**Provided material**
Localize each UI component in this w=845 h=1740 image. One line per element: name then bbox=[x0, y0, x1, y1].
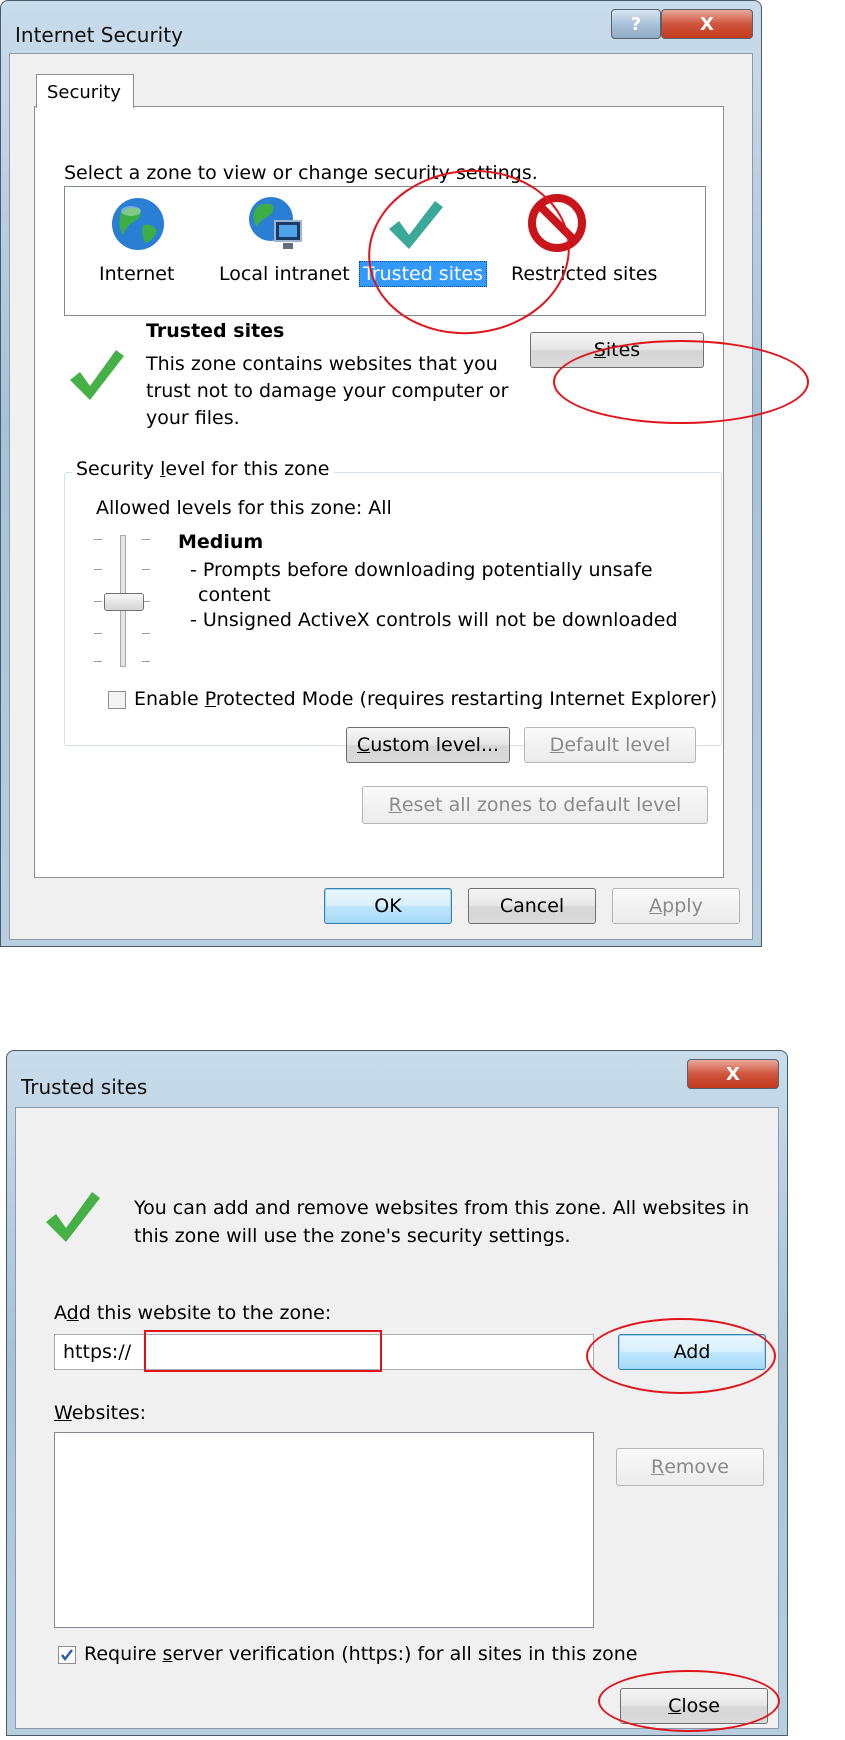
ok-button[interactable]: OK bbox=[324, 888, 452, 924]
label-accel: d bbox=[66, 1302, 79, 1324]
dialog-client-area: You can add and remove websites from thi… bbox=[15, 1107, 779, 1729]
info-line: You can add and remove websites from thi… bbox=[134, 1197, 750, 1219]
slider-tick bbox=[142, 633, 150, 634]
annotation-ellipse-close-button bbox=[598, 1670, 780, 1732]
zone-desc-line: This zone contains websites that you bbox=[146, 353, 498, 375]
green-check-icon bbox=[70, 350, 124, 400]
slider-tick bbox=[142, 569, 150, 570]
label-post: rotected Mode (requires restarting Inter… bbox=[215, 688, 718, 710]
tab-security[interactable]: Security bbox=[36, 74, 134, 108]
label-pre: Require bbox=[84, 1643, 163, 1665]
network-globe-icon bbox=[249, 197, 302, 249]
level-description: - Prompts before downloading potentially… bbox=[190, 558, 678, 633]
remove-button[interactable]: Remove bbox=[616, 1448, 764, 1486]
require-verification-label: Require server verification (https:) for… bbox=[84, 1643, 637, 1665]
slider-tick bbox=[142, 661, 150, 662]
internet-security-window: Internet Security ? X Security Select a … bbox=[0, 0, 762, 947]
label-post: ustom level... bbox=[370, 734, 500, 756]
slider-tick bbox=[94, 633, 102, 634]
slider-tick bbox=[142, 539, 150, 540]
label-accel: C bbox=[356, 734, 371, 756]
label-pre: Security bbox=[76, 458, 161, 480]
slider-thumb[interactable] bbox=[104, 593, 144, 611]
zone-title: Trusted sites bbox=[146, 320, 285, 342]
reset-all-zones-button[interactable]: Reset all zones to default level bbox=[362, 786, 708, 824]
zone-label-internet: Internet bbox=[99, 263, 175, 285]
websites-list[interactable] bbox=[54, 1432, 594, 1628]
cancel-button[interactable]: Cancel bbox=[468, 888, 596, 924]
security-level-group-label: Security level for this zone bbox=[72, 458, 334, 480]
green-check-icon bbox=[46, 1192, 100, 1242]
label-accel: R bbox=[388, 794, 402, 816]
label-post: erver verification (https:) for all site… bbox=[172, 1643, 638, 1665]
zone-label-local-intranet: Local intranet bbox=[219, 263, 350, 285]
level-line: - Prompts before downloading potentially… bbox=[190, 559, 653, 581]
security-level-slider[interactable] bbox=[90, 529, 160, 669]
annotation-rect-url-input bbox=[144, 1330, 382, 1372]
close-button[interactable]: X bbox=[661, 9, 753, 39]
label-post: ebsites: bbox=[71, 1402, 147, 1424]
label-accel: P bbox=[204, 688, 216, 710]
level-line: content bbox=[198, 584, 271, 606]
level-title: Medium bbox=[178, 531, 264, 553]
apply-button[interactable]: Apply bbox=[612, 888, 740, 924]
help-button[interactable]: ? bbox=[611, 9, 661, 39]
custom-level-button[interactable]: Custom level... bbox=[346, 727, 510, 763]
zone-internet[interactable]: Internet bbox=[85, 191, 195, 311]
label-accel: W bbox=[54, 1402, 72, 1424]
annotation-ellipse-add-button bbox=[586, 1318, 776, 1394]
add-website-label: Add this website to the zone: bbox=[54, 1302, 331, 1324]
require-verification-checkbox[interactable] bbox=[58, 1646, 76, 1664]
label-post: efault level bbox=[564, 734, 671, 756]
info-line: this zone will use the zone's security s… bbox=[134, 1225, 571, 1247]
allowed-levels-text: Allowed levels for this zone: All bbox=[96, 497, 392, 519]
slider-tick bbox=[94, 601, 102, 602]
label-pre: A bbox=[54, 1302, 67, 1324]
annotation-ellipse-sites-button bbox=[553, 340, 809, 424]
protected-mode-checkbox[interactable] bbox=[108, 691, 126, 709]
zone-description: This zone contains websites that you tru… bbox=[146, 351, 508, 432]
label-accel: A bbox=[649, 895, 663, 917]
level-line: - Unsigned ActiveX controls will not be … bbox=[190, 609, 678, 631]
label-post: evel for this zone bbox=[165, 458, 330, 480]
label-accel: D bbox=[549, 734, 565, 756]
label-post: emove bbox=[664, 1456, 729, 1478]
zone-local-intranet[interactable]: Local intranet bbox=[205, 191, 350, 311]
window-title: Trusted sites bbox=[21, 1075, 148, 1099]
label-pre: Enable bbox=[134, 688, 205, 710]
slider-tick bbox=[94, 569, 102, 570]
slider-tick bbox=[94, 661, 102, 662]
label-post: eset all zones to default level bbox=[401, 794, 682, 816]
zone-desc-line: your files. bbox=[146, 407, 240, 429]
default-level-button[interactable]: Default level bbox=[524, 727, 696, 763]
websites-label: Websites: bbox=[54, 1402, 146, 1424]
info-text: You can add and remove websites from thi… bbox=[134, 1194, 749, 1250]
close-button[interactable]: X bbox=[687, 1059, 779, 1089]
label-post: d this website to the zone: bbox=[78, 1302, 332, 1324]
slider-tick bbox=[94, 539, 102, 540]
dialog-client-area: Security Select a zone to view or change… bbox=[9, 53, 753, 940]
protected-mode-label: Enable Protected Mode (requires restarti… bbox=[134, 688, 717, 710]
checkmark-icon bbox=[61, 1649, 73, 1661]
label-accel: R bbox=[651, 1456, 665, 1478]
zone-desc-line: trust not to damage your computer or bbox=[146, 380, 509, 402]
window-title: Internet Security bbox=[15, 23, 183, 47]
label-post: pply bbox=[662, 895, 703, 917]
globe-icon bbox=[112, 198, 164, 250]
label-accel: s bbox=[162, 1643, 173, 1665]
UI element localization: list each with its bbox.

**Directions for this task**
Copy the data above line for line, with no changes, and leave out the pictures.

**Written solution**
Localize each UI component in this w=845 h=1740 image. One line per element: name then bbox=[x0, y0, x1, y1].
ok-button[interactable]: OK bbox=[324, 888, 452, 924]
label-accel: d bbox=[66, 1302, 79, 1324]
dialog-client-area: You can add and remove websites from thi… bbox=[15, 1107, 779, 1729]
info-line: You can add and remove websites from thi… bbox=[134, 1197, 750, 1219]
slider-tick bbox=[142, 633, 150, 634]
annotation-ellipse-close-button bbox=[598, 1670, 780, 1732]
zone-desc-line: This zone contains websites that you bbox=[146, 353, 498, 375]
green-check-icon bbox=[70, 350, 124, 400]
slider-tick bbox=[142, 569, 150, 570]
label-post: rotected Mode (requires restarting Inter… bbox=[215, 688, 718, 710]
tab-security[interactable]: Security bbox=[36, 74, 134, 108]
label-pre: Require bbox=[84, 1643, 163, 1665]
network-globe-icon bbox=[249, 197, 302, 249]
level-description: - Prompts before downloading potentially… bbox=[190, 558, 678, 633]
remove-button[interactable]: Remove bbox=[616, 1448, 764, 1486]
require-verification-label: Require server verification (https:) for… bbox=[84, 1643, 637, 1665]
slider-tick bbox=[142, 661, 150, 662]
internet-security-window: Internet Security ? X Security Select a … bbox=[0, 0, 762, 947]
label-post: ustom level... bbox=[370, 734, 500, 756]
slider-tick bbox=[94, 633, 102, 634]
slider-tick bbox=[142, 539, 150, 540]
label-accel: C bbox=[356, 734, 371, 756]
label-pre: Security bbox=[76, 458, 161, 480]
slider-thumb[interactable] bbox=[104, 593, 144, 611]
zone-title: Trusted sites bbox=[146, 320, 285, 342]
reset-all-zones-button[interactable]: Reset all zones to default level bbox=[362, 786, 708, 824]
zone-label-internet: Internet bbox=[99, 263, 175, 285]
websites-list[interactable] bbox=[54, 1432, 594, 1628]
cancel-button[interactable]: Cancel bbox=[468, 888, 596, 924]
security-level-group-label: Security level for this zone bbox=[72, 458, 334, 480]
green-check-icon bbox=[46, 1192, 100, 1242]
label-accel: R bbox=[388, 794, 402, 816]
label-post: erver verification (https:) for all site… bbox=[172, 1643, 638, 1665]
zone-label-local-intranet: Local intranet bbox=[219, 263, 350, 285]
level-line: - Prompts before downloading potentially… bbox=[190, 559, 653, 581]
security-level-slider[interactable] bbox=[90, 529, 160, 669]
annotation-rect-url-input bbox=[144, 1330, 382, 1372]
close-button[interactable]: X bbox=[661, 9, 753, 39]
label-post: ebsites: bbox=[71, 1402, 147, 1424]
label-accel: P bbox=[204, 688, 216, 710]
level-line: content bbox=[198, 584, 271, 606]
level-title: Medium bbox=[178, 531, 264, 553]
apply-button[interactable]: Apply bbox=[612, 888, 740, 924]
help-button[interactable]: ? bbox=[611, 9, 661, 39]
custom-level-button[interactable]: Custom level... bbox=[346, 727, 510, 763]
zone-internet[interactable]: Internet bbox=[85, 191, 195, 311]
label-accel: W bbox=[54, 1402, 72, 1424]
annotation-ellipse-add-button bbox=[586, 1318, 776, 1394]
add-website-label: Add this website to the zone: bbox=[54, 1302, 331, 1324]
require-verification-checkbox[interactable] bbox=[58, 1646, 76, 1664]
label-post: efault level bbox=[564, 734, 671, 756]
info-line: this zone will use the zone's security s… bbox=[134, 1225, 571, 1247]
allowed-levels-text: Allowed levels for this zone: All bbox=[96, 497, 392, 519]
slider-tick bbox=[94, 601, 102, 602]
label-pre: A bbox=[54, 1302, 67, 1324]
annotation-ellipse-sites-button bbox=[553, 340, 809, 424]
protected-mode-checkbox[interactable] bbox=[108, 691, 126, 709]
zone-description: This zone contains websites that you tru… bbox=[146, 351, 508, 432]
label-accel: A bbox=[649, 895, 663, 917]
level-line: - Unsigned ActiveX controls will not be … bbox=[190, 609, 678, 631]
label-post: evel for this zone bbox=[165, 458, 330, 480]
label-accel: D bbox=[549, 734, 565, 756]
label-post: emove bbox=[664, 1456, 729, 1478]
zone-local-intranet[interactable]: Local intranet bbox=[205, 191, 350, 311]
window-title: Trusted sites bbox=[21, 1075, 148, 1099]
label-pre: Enable bbox=[134, 688, 205, 710]
slider-tick bbox=[94, 569, 102, 570]
slider-tick bbox=[94, 661, 102, 662]
label-post: eset all zones to default level bbox=[401, 794, 682, 816]
zone-desc-line: your files. bbox=[146, 407, 240, 429]
default-level-button[interactable]: Default level bbox=[524, 727, 696, 763]
websites-label: Websites: bbox=[54, 1402, 146, 1424]
info-text: You can add and remove websites from thi… bbox=[134, 1194, 749, 1250]
close-button[interactable]: X bbox=[687, 1059, 779, 1089]
label-post: d this website to the zone: bbox=[78, 1302, 332, 1324]
slider-tick bbox=[94, 539, 102, 540]
dialog-client-area: Security Select a zone to view or change… bbox=[9, 53, 753, 940]
protected-mode-label: Enable Protected Mode (requires restarti… bbox=[134, 688, 717, 710]
checkmark-icon bbox=[61, 1649, 73, 1661]
label-accel: R bbox=[651, 1456, 665, 1478]
zone-desc-line: trust not to damage your computer or bbox=[146, 380, 509, 402]
window-title: Internet Security bbox=[15, 23, 183, 47]
label-post: pply bbox=[662, 895, 703, 917]
globe-icon bbox=[112, 198, 164, 250]
label-accel: s bbox=[162, 1643, 173, 1665]
UI element localization: list each with its bbox.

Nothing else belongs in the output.